**TASK OBJECTIVE**
Scan the data below for the string "上轻下重". Copy every line where it appears.

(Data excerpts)
┄┄┄┄┄┄

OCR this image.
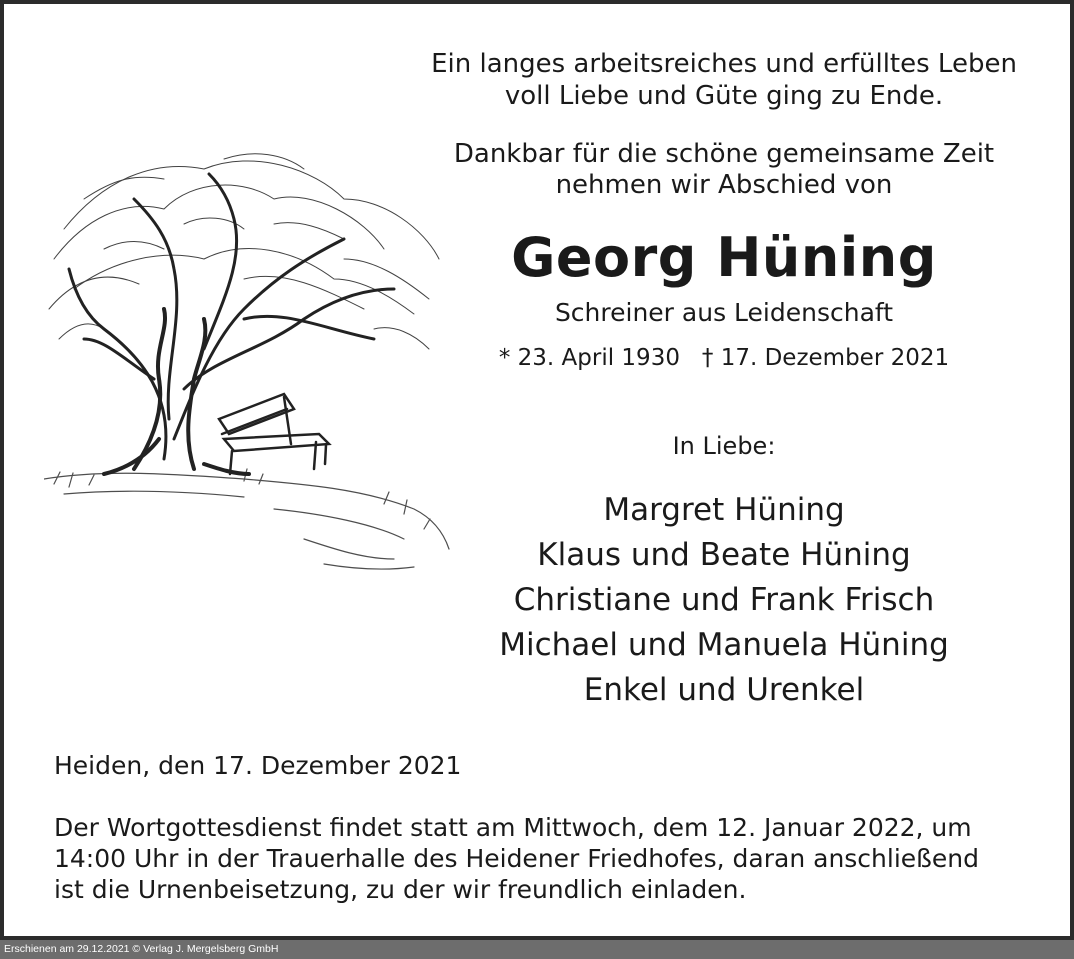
Ein langes arbeitsreiches und erfülltes Leben
voll Liebe und Güte ging zu Ende.
Dankbar für die schöne gemeinsame Zeit
nehmen wir Abschied von
Georg Hüning
Schreiner aus Leidenschaft
* 23. April 1930   † 17. Dezember 2021
In Liebe:
Margret Hüning
Klaus und Beate Hüning
Christiane und Frank Frisch
Michael und Manuela Hüning
Enkel und Urenkel
Heiden, den 17. Dezember 2021
Der Wortgottesdienst findet statt am Mittwoch, dem 12. Januar 2022, um
14:00 Uhr in der Trauerhalle des Heidener Friedhofes, daran anschließend
ist die Urnenbeisetzung, zu der wir freundlich einladen.
Erschienen am 29.12.2021 © Verlag J. Mergelsberg GmbH
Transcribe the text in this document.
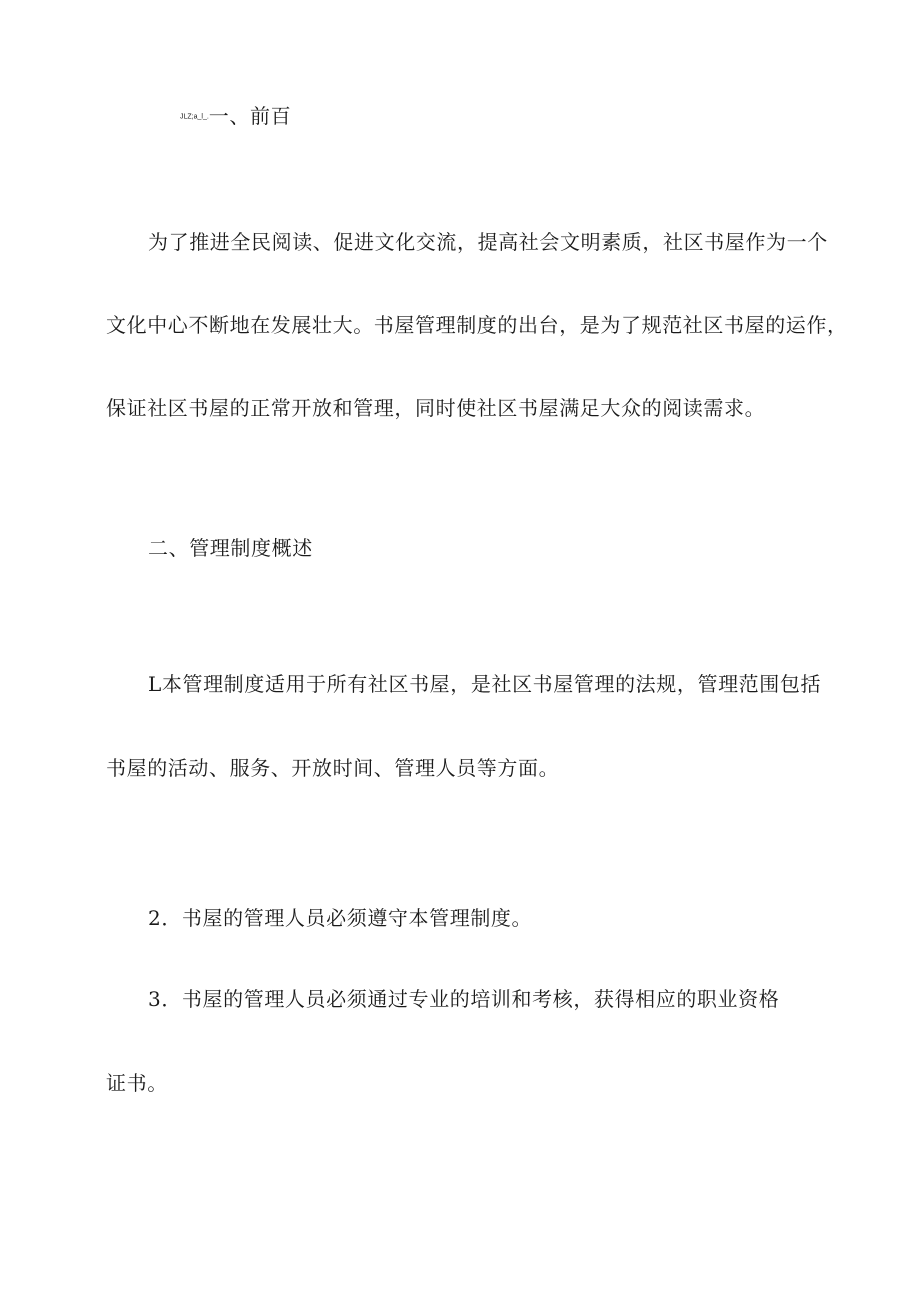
JLZ;a_l_.一、前百
为了推进全民阅读、促进文化交流，提高社会文明素质，社区书屋作为一个
文化中心不断地在发展壮大。书屋管理制度的出台，是为了规范社区书屋的运作，
保证社区书屋的正常开放和管理，同时使社区书屋满足大众的阅读需求。
二、管理制度概述
L本管理制度适用于所有社区书屋，是社区书屋管理的法规，管理范围包括
书屋的活动、服务、开放时间、管理人员等方面。
2．书屋的管理人员必须遵守本管理制度。
3．书屋的管理人员必须通过专业的培训和考核，获得相应的职业资格
证书。
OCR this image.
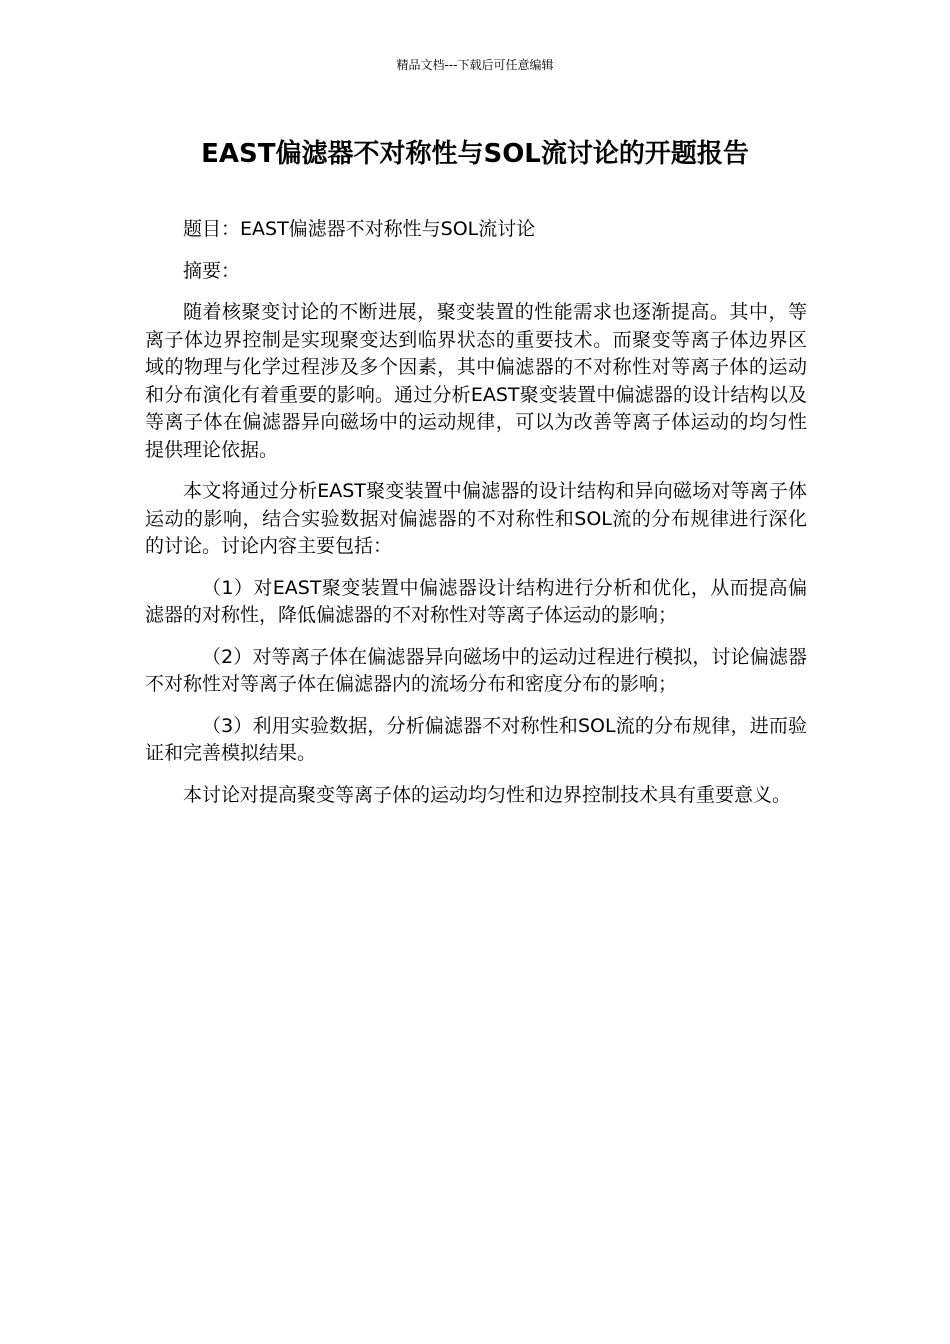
精品文档---下载后可任意编辑
EAST偏滤器不对称性与SOL流讨论的开题报告

题目：EAST偏滤器不对称性与SOL流讨论

摘要：

随着核聚变讨论的不断进展，聚变装置的性能需求也逐渐提高。其中，等离子体边界控制是实现聚变达到临界状态的重要技术。而聚变等离子体边界区域的物理与化学过程涉及多个因素，其中偏滤器的不对称性对等离子体的运动和分布演化有着重要的影响。通过分析EAST聚变装置中偏滤器的设计结构以及等离子体在偏滤器异向磁场中的运动规律，可以为改善等离子体运动的均匀性提供理论依据。

本文将通过分析EAST聚变装置中偏滤器的设计结构和异向磁场对等离子体运动的影响，结合实验数据对偏滤器的不对称性和SOL流的分布规律进行深化的讨论。讨论内容主要包括：

（1）对EAST聚变装置中偏滤器设计结构进行分析和优化，从而提高偏滤器的对称性，降低偏滤器的不对称性对等离子体运动的影响；

（2）对等离子体在偏滤器异向磁场中的运动过程进行模拟，讨论偏滤器不对称性对等离子体在偏滤器内的流场分布和密度分布的影响；

（3）利用实验数据，分析偏滤器不对称性和SOL流的分布规律，进而验证和完善模拟结果。

本讨论对提高聚变等离子体的运动均匀性和边界控制技术具有重要意义。
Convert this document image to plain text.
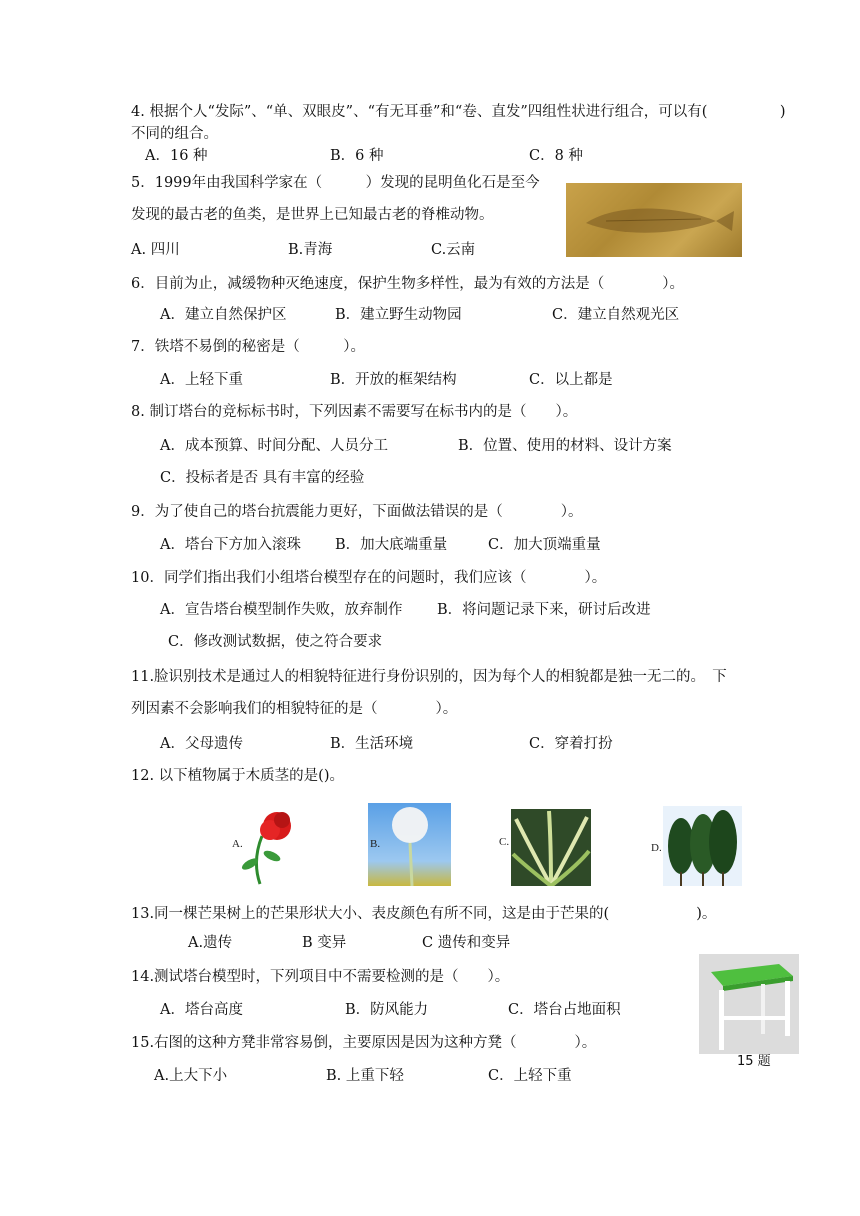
4. 根据个人“发际”、“单、双眼皮”、“有无耳垂”和“卷、直发”四组性状进行组合，可以有(　　　　　)
不同的组合。
A．16 种	B．6 种	C．8 种
5．1999年由我国科学家在（　　　）发现的昆明鱼化石是至今
发现的最古老的鱼类，是世界上已知最古老的脊椎动物。
A. 四川	B.青海	C.云南
6．目前为止，减缓物种灭绝速度，保护生物多样性，最为有效的方法是（　　　　）。
A．建立自然保护区	B．建立野生动物园	C．建立自然观光区
7．铁塔不易倒的秘密是（　　　）。
A．上轻下重	B．开放的框架结构	C．以上都是
8. 制订塔台的竞标标书时，下列因素不需要写在标书内的是（　　）。
A．成本预算、时间分配、人员分工	B．位置、使用的材料、设计方案
C．投标者是否 具有丰富的经验
9．为了使自己的塔台抗震能力更好，下面做法错误的是（　　　　）。
A．塔台下方加入滚珠 B．加大底端重量	C．加大顶端重量
10．同学们指出我们小组塔台模型存在的问题时，我们应该（　　　　）。
A．宣告塔台模型制作失败，放弃制作 B．将问题记录下来，研讨后改进
C．修改测试数据，使之符合要求
11.脸识别技术是通过人的相貌特征进行身份识别的，因为每个人的相貌都是独一无二的。　下
列因素不会影响我们的相貌特征的是（　　　　）。
A．父母遗传	B．生活环境	C．穿着打扮
12. 以下植物属于木质茎的是()。
A.	B.	C.	D.
13.同一棵芒果树上的芒果形状大小、表皮颜色有所不同，这是由于芒果的(　　　　　　)。
A.遗传	B 变异	C 遗传和变异
14.测试塔台模型时，下列项目中不需要检测的是（　　）。
A．塔台高度	B．防风能力	C．塔台占地面积
15 题
15.右图的这种方凳非常容易倒，主要原因是因为这种方凳（　　　　）。
A.上大下小	B. 上重下轻	C．上轻下重
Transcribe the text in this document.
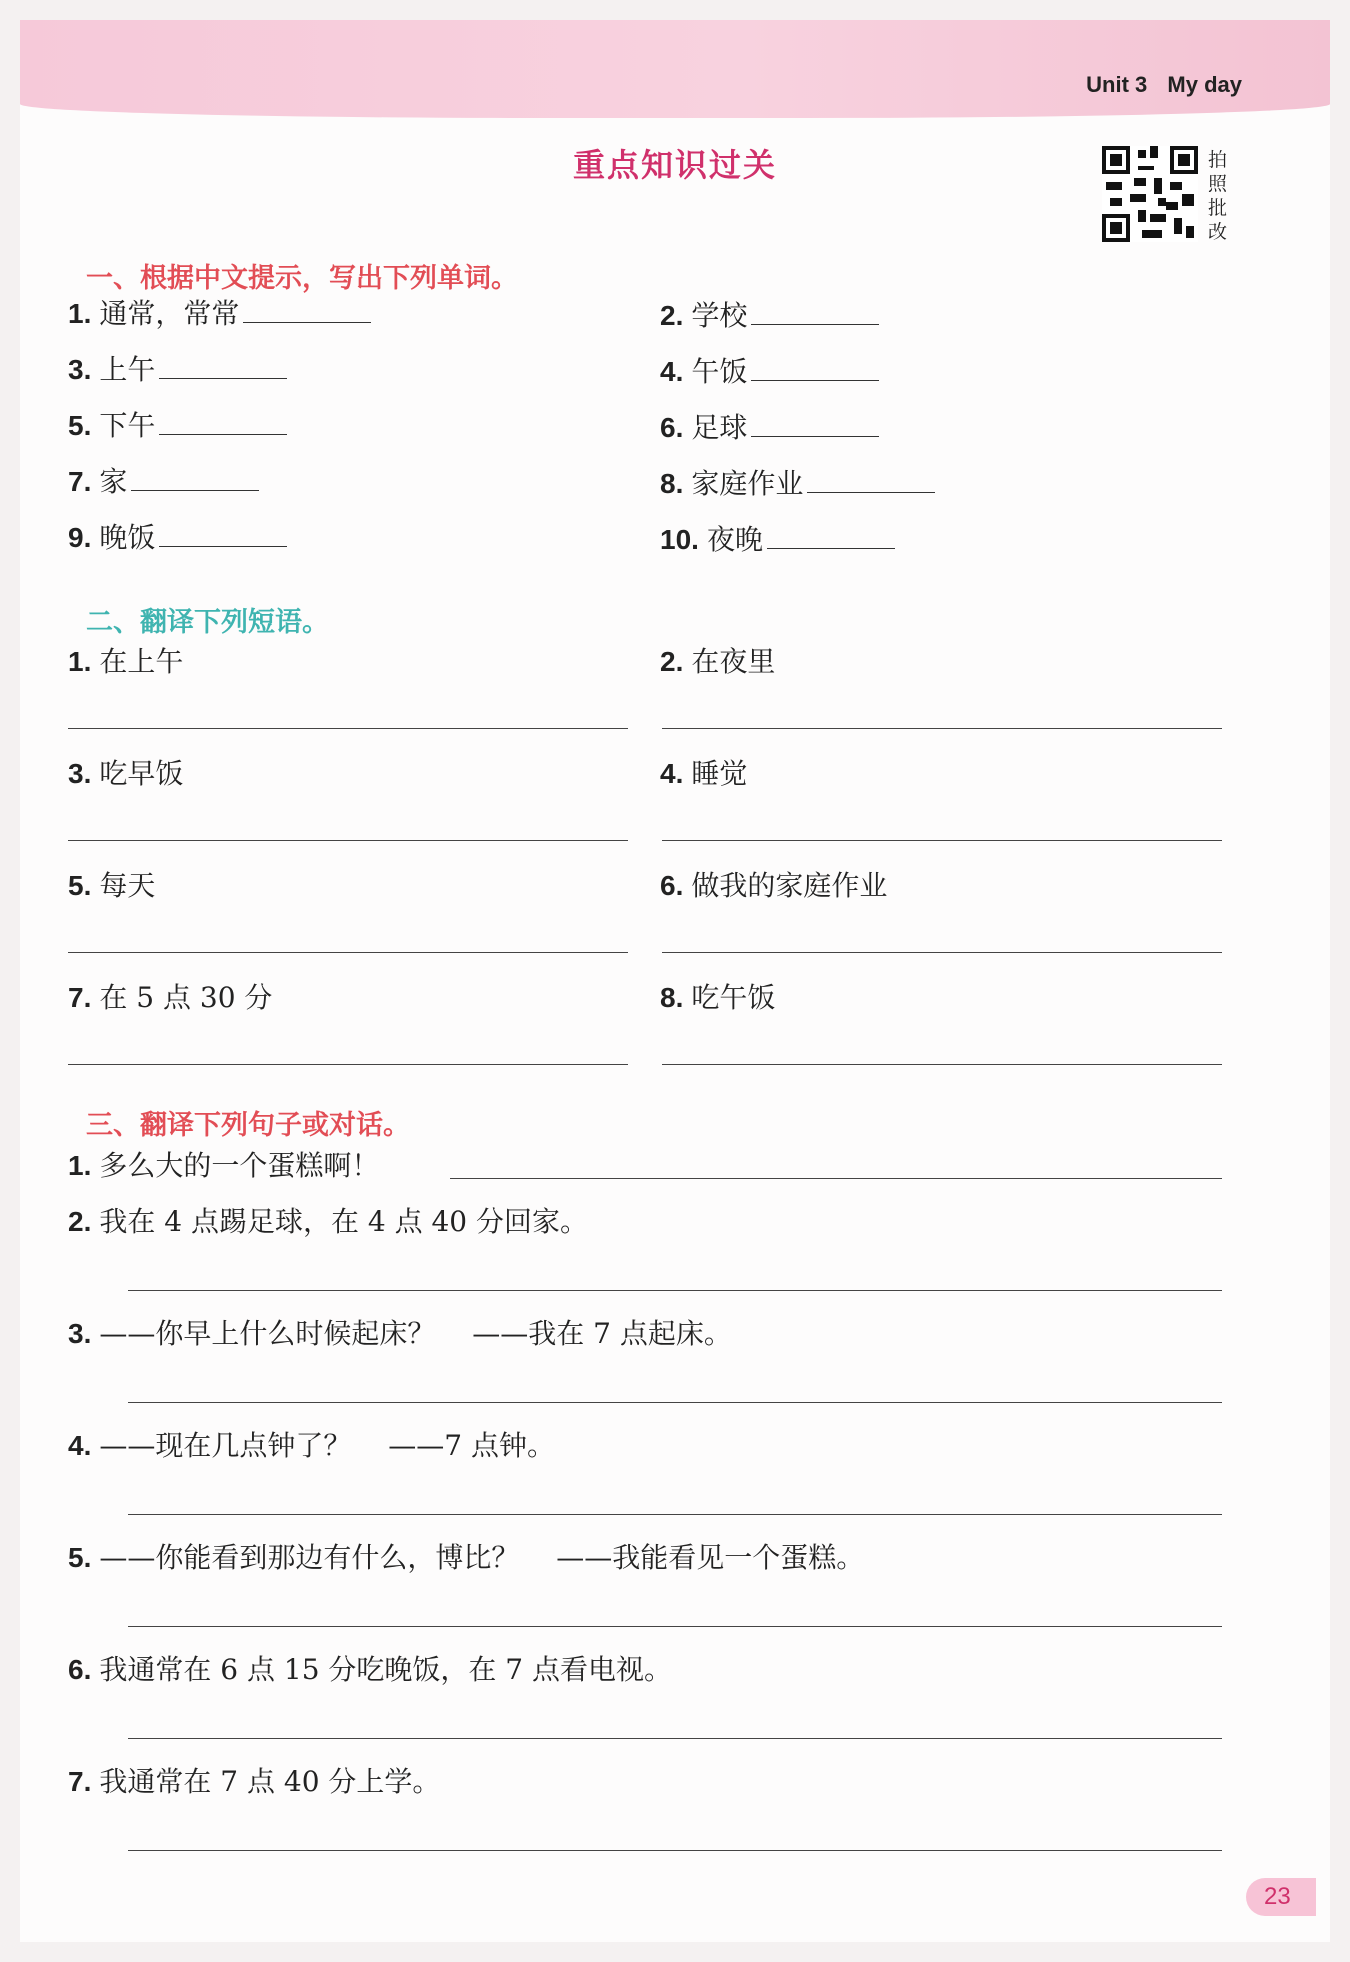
Unit 3 My day
重点知识过关	拍
照
批
改
一、根据中文提示，写出下列单词。
1. 通常，常常	2. 学校
3. 上午	4. 午饭
5. 下午	6. 足球
7. 家	8. 家庭作业
9. 晚饭	10. 夜晚
二、翻译下列短语。
1. 在上午	2. 在夜里
3. 吃早饭	4. 睡觉
5. 每天	6. 做我的家庭作业
7. 在 5 点 30 分	8. 吃午饭
三、翻译下列句子或对话。
1. 多么大的一个蛋糕啊！
2. 我在 4 点踢足球，在 4 点 40 分回家。
3. ——你早上什么时候起床？　 ——我在 7 点起床。
4. ——现在几点钟了？　 ——7 点钟。
5. ——你能看到那边有什么，博比？　 ——我能看见一个蛋糕。
6. 我通常在 6 点 15 分吃晚饭，在 7 点看电视。
7. 我通常在 7 点 40 分上学。
23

┄┄┄┄┄┄

**THE COMPLETED TASK**
A．上轻下重	B．开放的框架结构	C．以上都是
A.上大下小	B. 上重下轻	C．上轻下重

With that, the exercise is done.